--- Start of DATA SHOWN ---
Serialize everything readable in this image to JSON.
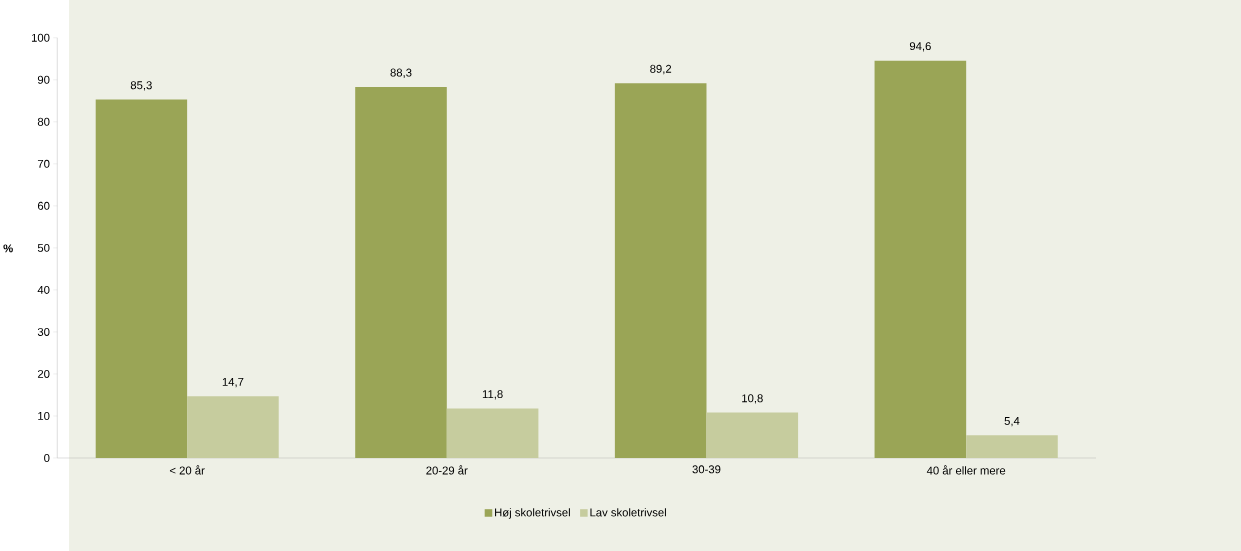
{
  "chart_data": {
    "type": "bar",
    "ylabel": "%",
    "categories": [
      "< 20 år",
      "20-29 år",
      "30-39",
      "40 år eller mere"
    ],
    "series": [
      {
        "name": "Høj skoletrivsel",
        "color": "#9aa556",
        "values": [
          85.3,
          88.3,
          89.2,
          94.6
        ],
        "value_labels": [
          "85,3",
          "88,3",
          "89,2",
          "94,6"
        ]
      },
      {
        "name": "Lav skoletrivsel",
        "color": "#c6cc9e",
        "values": [
          14.7,
          11.8,
          10.8,
          5.4
        ],
        "value_labels": [
          "14,7",
          "11,8",
          "10,8",
          "5,4"
        ]
      }
    ],
    "ylim": [
      0,
      100
    ],
    "yticks": [
      0,
      10,
      20,
      30,
      40,
      50,
      60,
      70,
      80,
      90,
      100
    ],
    "grid": false,
    "legend": "bottom"
  }
}
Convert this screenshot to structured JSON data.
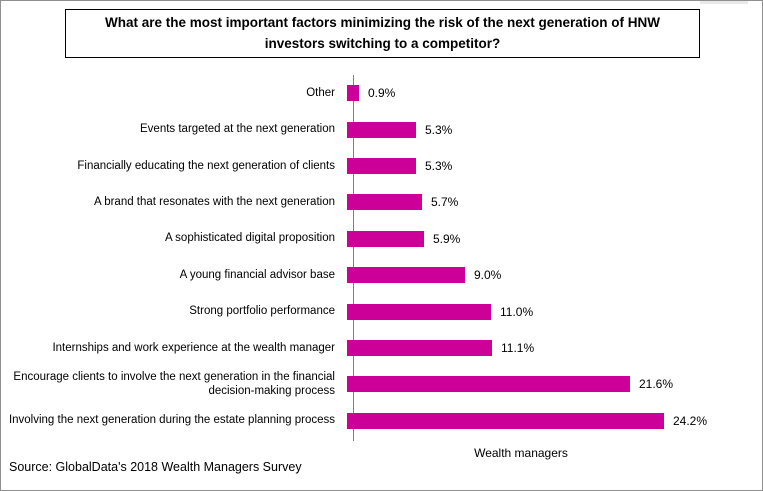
--- End of DATA SHOWN ---
STATED EXERCISE ->
Reproduce the entries above word for word. Pictures stay out.

SOLUTION BELOW ->
Serialize everything readable in this image to JSON.
{
  "chart_data": {
    "type": "bar",
    "ylabel": "%",
    "categories": [
      "< 20 år",
      "20-29 år",
      "30-39",
      "40 år eller mere"
    ],
    "series": [
      {
        "name": "Høj skoletrivsel",
        "color": "#9aa556",
        "values": [
          85.3,
          88.3,
          89.2,
          94.6
        ],
        "value_labels": [
          "85,3",
          "88,3",
          "89,2",
          "94,6"
        ]
      },
      {
        "name": "Lav skoletrivsel",
        "color": "#c6cc9e",
        "values": [
          14.7,
          11.8,
          10.8,
          5.4
        ],
        "value_labels": [
          "14,7",
          "11,8",
          "10,8",
          "5,4"
        ]
      }
    ],
    "ylim": [
      0,
      100
    ],
    "yticks": [
      0,
      10,
      20,
      30,
      40,
      50,
      60,
      70,
      80,
      90,
      100
    ],
    "grid": false,
    "legend": "bottom"
  }
}
Convert this screenshot to structured JSON data.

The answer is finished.